# EXERCISE:
The data below must be copied in full and without any change.

# MATERIAL PROVIDED:
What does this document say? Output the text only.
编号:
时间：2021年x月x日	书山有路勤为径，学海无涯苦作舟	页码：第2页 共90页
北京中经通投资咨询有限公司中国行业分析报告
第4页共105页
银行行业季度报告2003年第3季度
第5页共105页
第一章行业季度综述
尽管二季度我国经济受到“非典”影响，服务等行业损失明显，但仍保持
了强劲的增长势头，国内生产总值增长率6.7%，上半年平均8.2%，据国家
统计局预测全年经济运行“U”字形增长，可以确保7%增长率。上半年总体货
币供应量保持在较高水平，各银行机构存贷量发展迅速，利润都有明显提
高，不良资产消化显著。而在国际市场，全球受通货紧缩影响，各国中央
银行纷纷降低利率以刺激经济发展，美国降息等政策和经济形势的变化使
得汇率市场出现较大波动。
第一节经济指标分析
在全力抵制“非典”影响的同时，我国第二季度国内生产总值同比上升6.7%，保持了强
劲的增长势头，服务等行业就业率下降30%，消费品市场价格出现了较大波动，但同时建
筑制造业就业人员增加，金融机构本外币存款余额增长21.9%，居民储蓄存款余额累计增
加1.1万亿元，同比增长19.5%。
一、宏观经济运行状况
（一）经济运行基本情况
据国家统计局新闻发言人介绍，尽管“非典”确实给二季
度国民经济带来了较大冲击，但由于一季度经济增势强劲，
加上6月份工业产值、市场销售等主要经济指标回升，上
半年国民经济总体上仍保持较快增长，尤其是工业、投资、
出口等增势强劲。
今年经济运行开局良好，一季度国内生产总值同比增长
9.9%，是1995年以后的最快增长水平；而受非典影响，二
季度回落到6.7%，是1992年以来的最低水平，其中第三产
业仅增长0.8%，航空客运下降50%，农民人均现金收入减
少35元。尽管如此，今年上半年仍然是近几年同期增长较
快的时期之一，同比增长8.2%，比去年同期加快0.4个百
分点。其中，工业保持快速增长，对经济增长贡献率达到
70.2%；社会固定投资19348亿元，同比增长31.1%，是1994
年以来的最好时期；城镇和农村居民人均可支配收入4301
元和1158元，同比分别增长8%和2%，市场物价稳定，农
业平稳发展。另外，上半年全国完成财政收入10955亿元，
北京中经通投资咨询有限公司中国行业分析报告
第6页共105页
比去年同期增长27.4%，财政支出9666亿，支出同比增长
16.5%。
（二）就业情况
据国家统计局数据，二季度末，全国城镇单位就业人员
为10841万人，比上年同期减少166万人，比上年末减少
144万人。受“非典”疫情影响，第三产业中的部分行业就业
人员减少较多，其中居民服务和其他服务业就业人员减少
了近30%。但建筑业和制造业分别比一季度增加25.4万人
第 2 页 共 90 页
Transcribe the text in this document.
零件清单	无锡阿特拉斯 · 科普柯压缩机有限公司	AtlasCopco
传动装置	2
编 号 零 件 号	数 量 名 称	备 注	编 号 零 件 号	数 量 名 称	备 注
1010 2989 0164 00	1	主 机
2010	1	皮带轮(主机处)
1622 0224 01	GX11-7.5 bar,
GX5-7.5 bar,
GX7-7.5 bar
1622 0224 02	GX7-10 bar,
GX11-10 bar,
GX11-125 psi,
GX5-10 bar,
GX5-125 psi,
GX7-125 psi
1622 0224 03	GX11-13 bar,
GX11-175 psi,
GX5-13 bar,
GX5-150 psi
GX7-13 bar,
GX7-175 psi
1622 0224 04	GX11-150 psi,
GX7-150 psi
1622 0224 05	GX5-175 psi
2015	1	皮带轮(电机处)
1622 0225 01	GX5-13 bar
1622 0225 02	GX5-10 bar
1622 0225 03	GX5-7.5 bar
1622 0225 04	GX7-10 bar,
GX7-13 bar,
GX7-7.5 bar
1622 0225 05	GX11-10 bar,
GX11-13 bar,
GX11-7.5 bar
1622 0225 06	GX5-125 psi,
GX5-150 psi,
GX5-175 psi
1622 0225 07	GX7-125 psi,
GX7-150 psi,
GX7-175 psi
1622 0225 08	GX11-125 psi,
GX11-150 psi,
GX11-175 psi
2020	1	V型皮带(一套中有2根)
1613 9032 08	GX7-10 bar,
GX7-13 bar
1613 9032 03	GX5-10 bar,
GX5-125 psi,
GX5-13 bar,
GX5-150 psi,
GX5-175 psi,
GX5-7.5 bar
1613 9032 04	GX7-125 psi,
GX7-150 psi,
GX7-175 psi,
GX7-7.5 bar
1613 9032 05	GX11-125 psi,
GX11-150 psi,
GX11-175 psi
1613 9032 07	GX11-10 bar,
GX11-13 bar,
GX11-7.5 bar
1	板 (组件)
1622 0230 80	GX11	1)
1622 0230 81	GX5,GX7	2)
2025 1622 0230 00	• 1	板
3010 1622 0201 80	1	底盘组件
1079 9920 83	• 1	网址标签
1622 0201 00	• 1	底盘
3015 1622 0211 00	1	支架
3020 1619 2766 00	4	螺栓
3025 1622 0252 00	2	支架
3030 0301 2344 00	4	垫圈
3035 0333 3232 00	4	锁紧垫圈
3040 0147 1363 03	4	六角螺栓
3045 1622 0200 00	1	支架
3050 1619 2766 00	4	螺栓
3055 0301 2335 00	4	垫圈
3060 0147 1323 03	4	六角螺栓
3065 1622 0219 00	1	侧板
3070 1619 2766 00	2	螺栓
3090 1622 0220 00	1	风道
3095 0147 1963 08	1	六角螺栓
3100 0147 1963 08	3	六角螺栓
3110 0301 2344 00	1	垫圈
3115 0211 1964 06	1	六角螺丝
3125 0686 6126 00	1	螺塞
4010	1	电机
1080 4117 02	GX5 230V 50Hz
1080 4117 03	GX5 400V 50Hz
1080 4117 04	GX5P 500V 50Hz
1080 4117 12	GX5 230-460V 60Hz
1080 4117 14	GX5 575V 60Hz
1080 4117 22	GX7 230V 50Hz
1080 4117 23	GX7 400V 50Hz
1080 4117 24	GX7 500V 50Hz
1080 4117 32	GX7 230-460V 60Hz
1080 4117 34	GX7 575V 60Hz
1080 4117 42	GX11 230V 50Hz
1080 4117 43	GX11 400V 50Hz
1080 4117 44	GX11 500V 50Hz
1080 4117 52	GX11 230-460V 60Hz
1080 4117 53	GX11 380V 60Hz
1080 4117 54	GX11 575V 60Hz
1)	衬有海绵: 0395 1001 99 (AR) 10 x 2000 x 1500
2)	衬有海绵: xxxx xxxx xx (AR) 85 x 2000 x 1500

# FINISHED ANSWER:
What does this document say? Output the text only.
编号:
时间：2021年x月x日	书山有路勤为径，学海无涯苦作舟	页码：第2页 共90页
北京中经通投资咨询有限公司中国行业分析报告
第4页共105页
银行行业季度报告2003年第3季度
第5页共105页
第一章行业季度综述
尽管二季度我国经济受到“非典”影响，服务等行业损失明显，但仍保持
了强劲的增长势头，国内生产总值增长率6.7%，上半年平均8.2%，据国家
统计局预测全年经济运行“U”字形增长，可以确保7%增长率。上半年总体货
币供应量保持在较高水平，各银行机构存贷量发展迅速，利润都有明显提
高，不良资产消化显著。而在国际市场，全球受通货紧缩影响，各国中央
银行纷纷降低利率以刺激经济发展，美国降息等政策和经济形势的变化使
得汇率市场出现较大波动。
第一节经济指标分析
在全力抵制“非典”影响的同时，我国第二季度国内生产总值同比上升6.7%，保持了强
劲的增长势头，服务等行业就业率下降30%，消费品市场价格出现了较大波动，但同时建
筑制造业就业人员增加，金融机构本外币存款余额增长21.9%，居民储蓄存款余额累计增
加1.1万亿元，同比增长19.5%。
一、宏观经济运行状况
（一）经济运行基本情况
据国家统计局新闻发言人介绍，尽管“非典”确实给二季
度国民经济带来了较大冲击，但由于一季度经济增势强劲，
加上6月份工业产值、市场销售等主要经济指标回升，上
半年国民经济总体上仍保持较快增长，尤其是工业、投资、
出口等增势强劲。
今年经济运行开局良好，一季度国内生产总值同比增长
9.9%，是1995年以后的最快增长水平；而受非典影响，二
季度回落到6.7%，是1992年以来的最低水平，其中第三产
业仅增长0.8%，航空客运下降50%，农民人均现金收入减
少35元。尽管如此，今年上半年仍然是近几年同期增长较
快的时期之一，同比增长8.2%，比去年同期加快0.4个百
分点。其中，工业保持快速增长，对经济增长贡献率达到
70.2%；社会固定投资19348亿元，同比增长31.1%，是1994
年以来的最好时期；城镇和农村居民人均可支配收入4301
元和1158元，同比分别增长8%和2%，市场物价稳定，农
业平稳发展。另外，上半年全国完成财政收入10955亿元，
北京中经通投资咨询有限公司中国行业分析报告
第6页共105页
比去年同期增长27.4%，财政支出9666亿，支出同比增长
16.5%。
（二）就业情况
据国家统计局数据，二季度末，全国城镇单位就业人员
为10841万人，比上年同期减少166万人，比上年末减少
144万人。受“非典”疫情影响，第三产业中的部分行业就业
人员减少较多，其中居民服务和其他服务业就业人员减少
了近30%。但建筑业和制造业分别比一季度增加25.4万人
第 2 页 共 90 页
Transcribe the text in this document.
零件清单	无锡阿特拉斯 · 科普柯压缩机有限公司	AtlasCopco
传动装置	2
编 号 零 件 号	数 量 名 称	备 注	编 号 零 件 号	数 量 名 称	备 注
1010 2989 0164 00	1	主 机
2010	1	皮带轮(主机处)
1622 0224 01	GX11-7.5 bar,
GX5-7.5 bar,
GX7-7.5 bar
1622 0224 02	GX7-10 bar,
GX11-10 bar,
GX11-125 psi,
GX5-10 bar,
GX5-125 psi,
GX7-125 psi
1622 0224 03	GX11-13 bar,
GX11-175 psi,
GX5-13 bar,
GX5-150 psi
GX7-13 bar,
GX7-175 psi
1622 0224 04	GX11-150 psi,
GX7-150 psi
1622 0224 05	GX5-175 psi
2015	1	皮带轮(电机处)
1622 0225 01	GX5-13 bar
1622 0225 02	GX5-10 bar
1622 0225 03	GX5-7.5 bar
1622 0225 04	GX7-10 bar,
GX7-13 bar,
GX7-7.5 bar
1622 0225 05	GX11-10 bar,
GX11-13 bar,
GX11-7.5 bar
1622 0225 06	GX5-125 psi,
GX5-150 psi,
GX5-175 psi
1622 0225 07	GX7-125 psi,
GX7-150 psi,
GX7-175 psi
1622 0225 08	GX11-125 psi,
GX11-150 psi,
GX11-175 psi
2020	1	V型皮带(一套中有2根)
1613 9032 08	GX7-10 bar,
GX7-13 bar
1613 9032 03	GX5-10 bar,
GX5-125 psi,
GX5-13 bar,
GX5-150 psi,
GX5-175 psi,
GX5-7.5 bar
1613 9032 04	GX7-125 psi,
GX7-150 psi,
GX7-175 psi,
GX7-7.5 bar
1613 9032 05	GX11-125 psi,
GX11-150 psi,
GX11-175 psi
1613 9032 07	GX11-10 bar,
GX11-13 bar,
GX11-7.5 bar
1	板 (组件)
1622 0230 80	GX11	1)
1622 0230 81	GX5,GX7	2)
2025 1622 0230 00	• 1	板
3010 1622 0201 80	1	底盘组件
1079 9920 83	• 1	网址标签
1622 0201 00	• 1	底盘
3015 1622 0211 00	1	支架
3020 1619 2766 00	4	螺栓
3025 1622 0252 00	2	支架
3030 0301 2344 00	4	垫圈
3035 0333 3232 00	4	锁紧垫圈
3040 0147 1363 03	4	六角螺栓
3045 1622 0200 00	1	支架
3050 1619 2766 00	4	螺栓
3055 0301 2335 00	4	垫圈
3060 0147 1323 03	4	六角螺栓
3065 1622 0219 00	1	侧板
3070 1619 2766 00	2	螺栓
3090 1622 0220 00	1	风道
3095 0147 1963 08	1	六角螺栓
3100 0147 1963 08	3	六角螺栓
3110 0301 2344 00	1	垫圈
3115 0211 1964 06	1	六角螺丝
3125 0686 6126 00	1	螺塞
4010	1	电机
1080 4117 02	GX5 230V 50Hz
1080 4117 03	GX5 400V 50Hz
1080 4117 04	GX5P 500V 50Hz
1080 4117 12	GX5 230-460V 60Hz
1080 4117 14	GX5 575V 60Hz
1080 4117 22	GX7 230V 50Hz
1080 4117 23	GX7 400V 50Hz
1080 4117 24	GX7 500V 50Hz
1080 4117 32	GX7 230-460V 60Hz
1080 4117 34	GX7 575V 60Hz
1080 4117 42	GX11 230V 50Hz
1080 4117 43	GX11 400V 50Hz
1080 4117 44	GX11 500V 50Hz
1080 4117 52	GX11 230-460V 60Hz
1080 4117 53	GX11 380V 60Hz
1080 4117 54	GX11 575V 60Hz
1)	衬有海绵: 0395 1001 99 (AR) 10 x 2000 x 1500
2)	衬有海绵: xxxx xxxx xx (AR) 85 x 2000 x 1500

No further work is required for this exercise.